- Requirement:
Reproduce the entries in full, with no changes.

Stored entries
.....
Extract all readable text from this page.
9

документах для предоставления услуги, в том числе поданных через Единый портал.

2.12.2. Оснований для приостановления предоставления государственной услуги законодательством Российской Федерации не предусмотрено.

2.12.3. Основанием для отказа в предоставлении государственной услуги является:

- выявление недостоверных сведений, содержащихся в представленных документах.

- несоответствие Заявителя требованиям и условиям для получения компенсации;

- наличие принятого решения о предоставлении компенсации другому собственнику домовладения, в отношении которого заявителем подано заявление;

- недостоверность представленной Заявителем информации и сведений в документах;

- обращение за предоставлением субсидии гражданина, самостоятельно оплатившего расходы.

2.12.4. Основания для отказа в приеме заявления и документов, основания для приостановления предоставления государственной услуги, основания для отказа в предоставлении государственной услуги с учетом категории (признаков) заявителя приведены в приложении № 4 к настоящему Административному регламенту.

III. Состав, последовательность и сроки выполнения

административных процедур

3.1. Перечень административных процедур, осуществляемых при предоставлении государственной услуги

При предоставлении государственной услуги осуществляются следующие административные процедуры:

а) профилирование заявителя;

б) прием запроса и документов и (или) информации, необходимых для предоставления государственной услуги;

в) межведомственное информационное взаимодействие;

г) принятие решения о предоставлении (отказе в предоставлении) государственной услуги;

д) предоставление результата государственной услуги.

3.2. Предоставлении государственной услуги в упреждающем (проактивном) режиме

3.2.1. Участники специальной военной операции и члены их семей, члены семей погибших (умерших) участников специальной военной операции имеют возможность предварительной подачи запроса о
.....
- Expected answer:
Extract all readable text from this page.
9

документах для предоставления услуги, в том числе поданных через Единый портал.

2.12.2. Оснований для приостановления предоставления государственной услуги законодательством Российской Федерации не предусмотрено.

2.12.3. Основанием для отказа в предоставлении государственной услуги является:

- выявление недостоверных сведений, содержащихся в представленных документах.

- несоответствие Заявителя требованиям и условиям для получения компенсации;

- наличие принятого решения о предоставлении компенсации другому собственнику домовладения, в отношении которого заявителем подано заявление;

- недостоверность представленной Заявителем информации и сведений в документах;

- обращение за предоставлением субсидии гражданина, самостоятельно оплатившего расходы.

2.12.4. Основания для отказа в приеме заявления и документов, основания для приостановления предоставления государственной услуги, основания для отказа в предоставлении государственной услуги с учетом категории (признаков) заявителя приведены в приложении № 4 к настоящему Административному регламенту.

III. Состав, последовательность и сроки выполнения

административных процедур

3.1. Перечень административных процедур, осуществляемых при предоставлении государственной услуги

При предоставлении государственной услуги осуществляются следующие административные процедуры:

а) профилирование заявителя;

б) прием запроса и документов и (или) информации, необходимых для предоставления государственной услуги;

в) межведомственное информационное взаимодействие;

г) принятие решения о предоставлении (отказе в предоставлении) государственной услуги;

д) предоставление результата государственной услуги.

3.2. Предоставлении государственной услуги в упреждающем (проактивном) режиме

3.2.1. Участники специальной военной операции и члены их семей, члены семей погибших (умерших) участников специальной военной операции имеют возможность предварительной подачи запроса о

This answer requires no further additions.